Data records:
---+---
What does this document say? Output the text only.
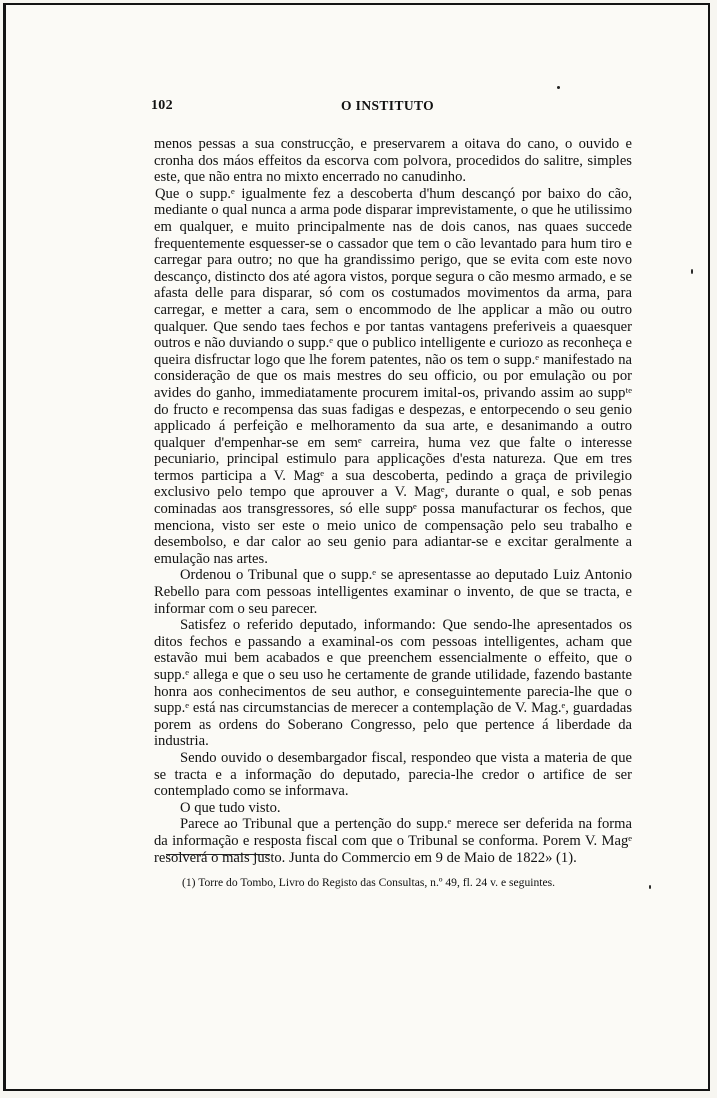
102	O INSTITUTO

menos pessas a sua construcção, e preservarem a oitava do cano, o ouvido e cronha dos máos effeitos da escorva com polvora, procedidos do salitre, simples este, que não entra no mixto encerrado no canudinho.

Que o supp.ᵉ igualmente fez a descoberta d'hum descançó por baixo do cão, mediante o qual nunca a arma pode disparar imprevistamente, o que he utilissimo em qualquer, e muito principalmente nas de dois canos, nas quaes succede frequentemente esquesser-se o cassador que tem o cão levantado para hum tiro e carregar para outro; no que ha grandissimo perigo, que se evita com este novo descanço, distincto dos até agora vistos, porque segura o cão mesmo armado, e se afasta delle para disparar, só com os costumados movimentos da arma, para carregar, e metter a cara, sem o encommodo de lhe applicar a mão ou outro qualquer. Que sendo taes fechos e por tantas vantagens preferiveis a quaesquer outros e não duviando o supp.ᵉ que o publico intelligente e curiozo as reconheça e queira disfructar logo que lhe forem patentes, não os tem o supp.ᵉ manifestado na consideração de que os mais mestres do seu officio, ou por emulação ou por avides do ganho, immediatamente procurem imital-os, privando assim ao suppᵗᵉ do fructo e recompensa das suas fadigas e despezas, e entorpecendo o seu genio applicado á perfeição e melhoramento da sua arte, e desanimando a outro qualquer d'empenhar-se em semᵉ carreira, huma vez que falte o interesse pecuniario, principal estimulo para applicações d'esta natureza. Que em tres termos participa a V. Magᵉ a sua descoberta, pedindo a graça de privilegio exclusivo pelo tempo que aprouver a V. Magᵉ, durante o qual, e sob penas cominadas aos transgressores, só elle suppᵉ possa manufacturar os fechos, que menciona, visto ser este o meio unico de compensação pelo seu trabalho e desembolso, e dar calor ao seu genio para adiantar-se e excitar geralmente a emulação nas artes.

Ordenou o Tribunal que o supp.ᵉ se apresentasse ao deputado Luiz Antonio Rebello para com pessoas intelligentes examinar o invento, de que se tracta, e informar com o seu parecer.

Satisfez o referido deputado, informando: Que sendo-lhe apresentados os ditos fechos e passando a examinal-os com pessoas intelligentes, acham que estavão mui bem acabados e que preenchem essencialmente o effeito, que o supp.ᵉ allega e que o seu uso he certamente de grande utilidade, fazendo bastante honra aos conhecimentos de seu author, e conseguintemente parecia-lhe que o supp.ᵉ está nas circumstancias de merecer a contemplação de V. Mag.ᵉ, guardadas porem as ordens do Soberano Congresso, pelo que pertence á liberdade da industria.

Sendo ouvido o desembargador fiscal, respondeo que vista a materia de que se tracta e a informação do deputado, parecia-lhe credor o artifice de ser contemplado como se informava.

O que tudo visto.

Parece ao Tribunal que a pertenção do supp.ᵉ merece ser deferida na forma da informação e resposta fiscal com que o Tribunal se conforma. Porem V. Magᵉ resolverá o mais justo. Junta do Commercio em 9 de Maio de 1822» (1).

(1) Torre do Tombo, Livro do Registo das Consultas, n.º 49, fl. 24 v. e seguintes.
---+---
Count the lines of the data that contain the string "fiscal", and reply with that number alone.

2